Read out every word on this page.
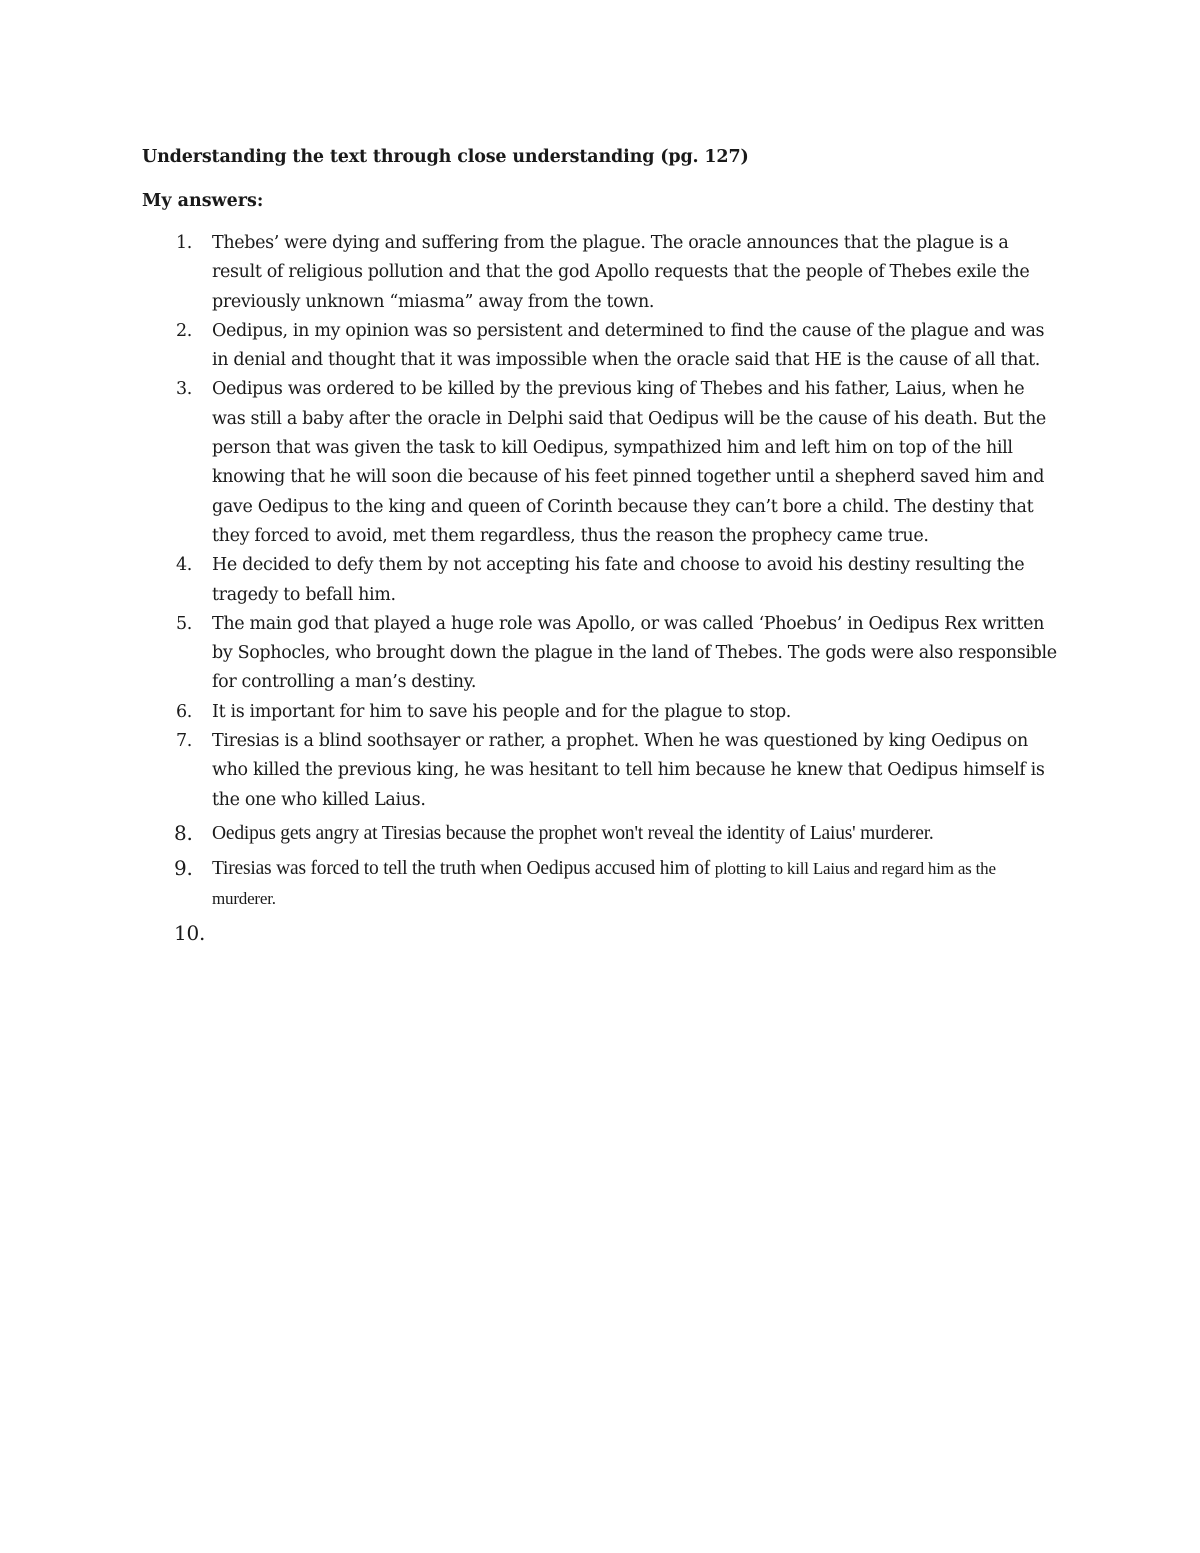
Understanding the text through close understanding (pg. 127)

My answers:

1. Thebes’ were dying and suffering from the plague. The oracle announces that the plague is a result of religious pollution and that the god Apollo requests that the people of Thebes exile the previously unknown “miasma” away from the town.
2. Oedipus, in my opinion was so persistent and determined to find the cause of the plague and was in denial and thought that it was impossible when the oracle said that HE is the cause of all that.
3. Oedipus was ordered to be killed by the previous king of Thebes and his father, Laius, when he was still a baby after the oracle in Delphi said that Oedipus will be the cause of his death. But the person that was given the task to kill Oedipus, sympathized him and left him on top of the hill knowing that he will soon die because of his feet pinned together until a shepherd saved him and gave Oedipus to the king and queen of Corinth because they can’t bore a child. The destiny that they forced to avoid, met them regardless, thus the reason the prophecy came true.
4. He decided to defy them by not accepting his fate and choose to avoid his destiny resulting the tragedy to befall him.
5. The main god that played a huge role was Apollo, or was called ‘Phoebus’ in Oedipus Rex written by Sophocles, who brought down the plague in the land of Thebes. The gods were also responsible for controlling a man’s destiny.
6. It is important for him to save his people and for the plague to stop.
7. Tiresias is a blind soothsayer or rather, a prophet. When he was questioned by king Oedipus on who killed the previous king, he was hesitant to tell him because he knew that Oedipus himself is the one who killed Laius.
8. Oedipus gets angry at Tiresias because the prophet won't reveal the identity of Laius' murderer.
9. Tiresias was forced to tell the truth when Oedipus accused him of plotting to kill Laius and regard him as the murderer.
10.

--------------------------------------------------

→ WHAT YOU HAVE TO DO: From the entries above, select each line containing the string "prophet".

→ WORKED ANSWER:
7. Tiresias is a blind soothsayer or rather, a prophet. When he was questioned by king Oedipus on who killed the previous king, he was hesitant to tell him because he knew that Oedipus himself is the one who killed Laius.
8. Oedipus gets angry at Tiresias because the prophet won't reveal the identity of Laius' murderer.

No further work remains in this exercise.